### Problem details
Output every entry exactly as written, skipping any pictures.

### Supplied material
"""
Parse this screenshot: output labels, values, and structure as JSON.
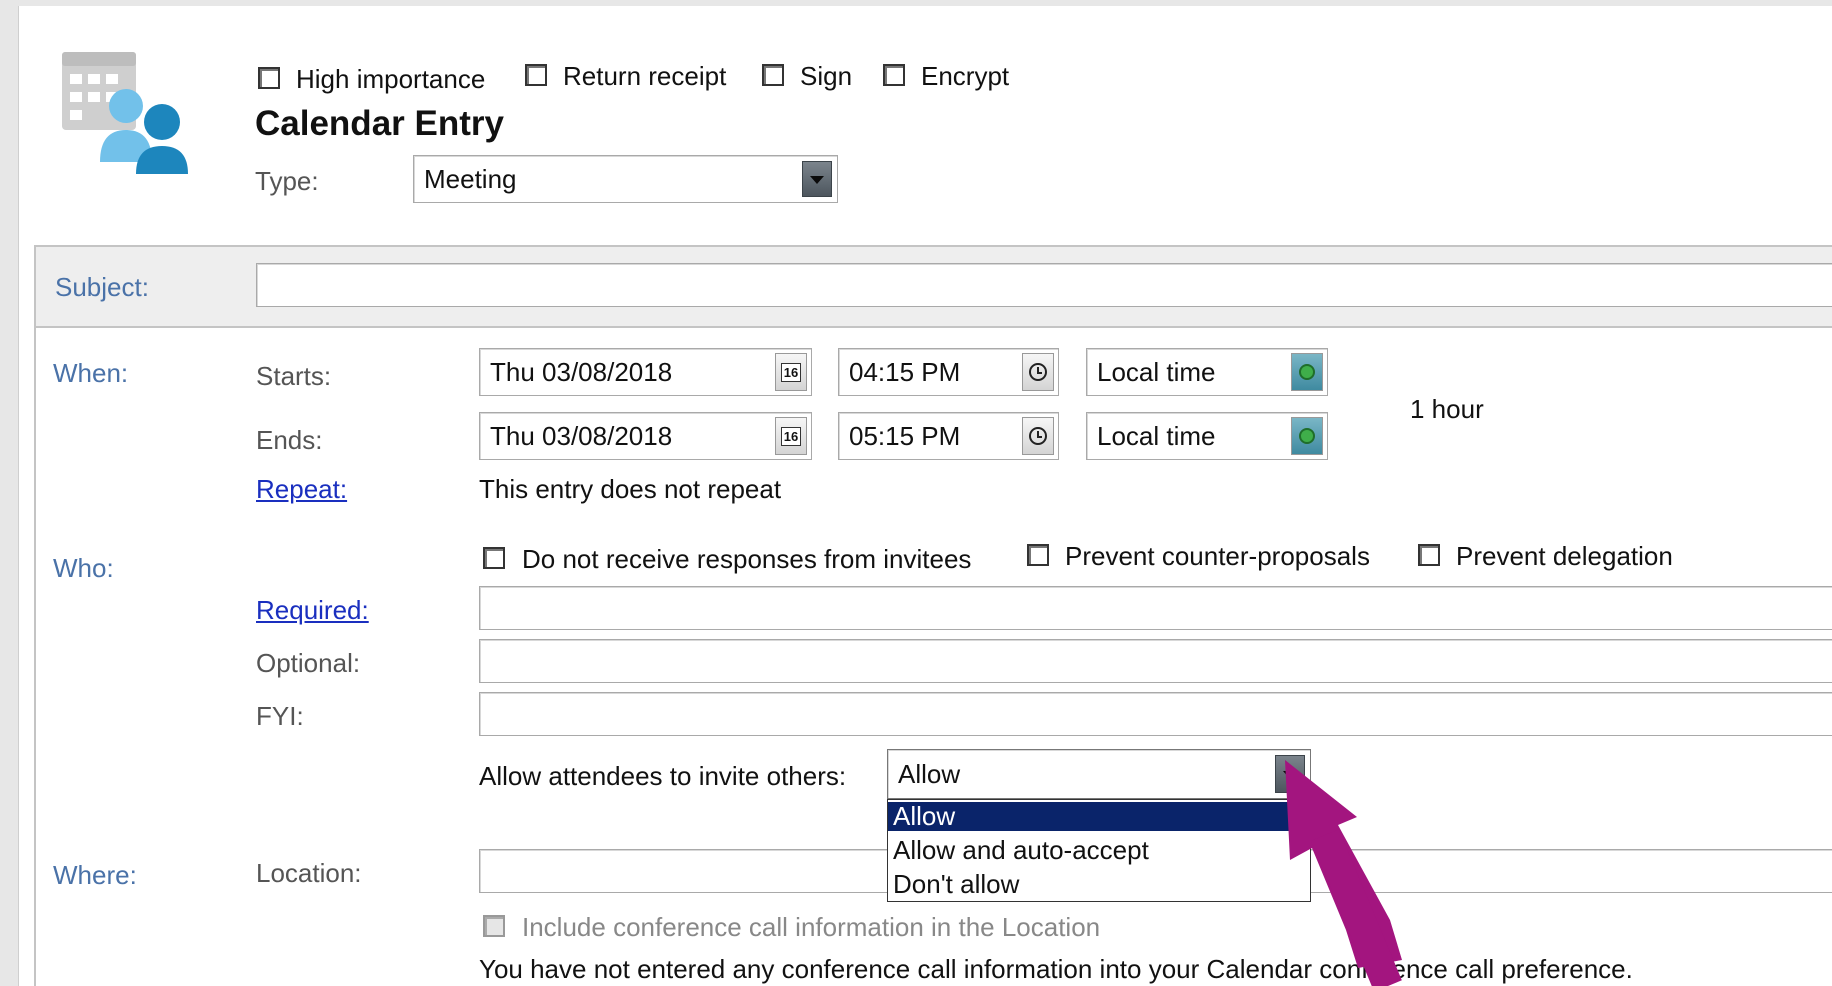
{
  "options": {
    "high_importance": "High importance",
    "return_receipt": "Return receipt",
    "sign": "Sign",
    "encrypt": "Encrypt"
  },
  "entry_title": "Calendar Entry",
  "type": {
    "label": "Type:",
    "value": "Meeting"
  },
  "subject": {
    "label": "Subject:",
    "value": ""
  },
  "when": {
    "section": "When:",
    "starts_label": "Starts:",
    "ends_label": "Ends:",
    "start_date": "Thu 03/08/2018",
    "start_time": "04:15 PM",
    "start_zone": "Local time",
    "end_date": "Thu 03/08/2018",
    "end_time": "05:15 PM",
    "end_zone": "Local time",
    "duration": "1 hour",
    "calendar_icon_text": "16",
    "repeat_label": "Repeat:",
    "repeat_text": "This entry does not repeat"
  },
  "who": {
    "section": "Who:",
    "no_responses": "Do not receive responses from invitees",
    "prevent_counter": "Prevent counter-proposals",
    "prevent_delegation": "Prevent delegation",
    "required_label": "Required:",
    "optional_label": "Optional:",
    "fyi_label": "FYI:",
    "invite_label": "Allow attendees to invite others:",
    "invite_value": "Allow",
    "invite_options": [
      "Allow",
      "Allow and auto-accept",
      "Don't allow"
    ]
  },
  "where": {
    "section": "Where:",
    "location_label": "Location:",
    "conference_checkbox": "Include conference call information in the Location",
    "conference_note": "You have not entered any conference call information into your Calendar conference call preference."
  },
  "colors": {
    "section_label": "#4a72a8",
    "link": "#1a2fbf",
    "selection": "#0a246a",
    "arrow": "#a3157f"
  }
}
"""
### Output of the exercise
Parse this screenshot: output labels, values, and structure as JSON.
{
  "options": {
    "high_importance": "High importance",
    "return_receipt": "Return receipt",
    "sign": "Sign",
    "encrypt": "Encrypt"
  },
  "entry_title": "Calendar Entry",
  "type": {
    "label": "Type:",
    "value": "Meeting"
  },
  "subject": {
    "label": "Subject:",
    "value": ""
  },
  "when": {
    "section": "When:",
    "starts_label": "Starts:",
    "ends_label": "Ends:",
    "start_date": "Thu 03/08/2018",
    "start_time": "04:15 PM",
    "start_zone": "Local time",
    "end_date": "Thu 03/08/2018",
    "end_time": "05:15 PM",
    "end_zone": "Local time",
    "duration": "1 hour",
    "calendar_icon_text": "16",
    "repeat_label": "Repeat:",
    "repeat_text": "This entry does not repeat"
  },
  "who": {
    "section": "Who:",
    "no_responses": "Do not receive responses from invitees",
    "prevent_counter": "Prevent counter-proposals",
    "prevent_delegation": "Prevent delegation",
    "required_label": "Required:",
    "optional_label": "Optional:",
    "fyi_label": "FYI:",
    "invite_label": "Allow attendees to invite others:",
    "invite_value": "Allow",
    "invite_options": [
      "Allow",
      "Allow and auto-accept",
      "Don't allow"
    ]
  },
  "where": {
    "section": "Where:",
    "location_label": "Location:",
    "conference_checkbox": "Include conference call information in the Location",
    "conference_note": "You have not entered any conference call information into your Calendar conference call preference."
  },
  "colors": {
    "section_label": "#4a72a8",
    "link": "#1a2fbf",
    "selection": "#0a246a",
    "arrow": "#a3157f"
  }
}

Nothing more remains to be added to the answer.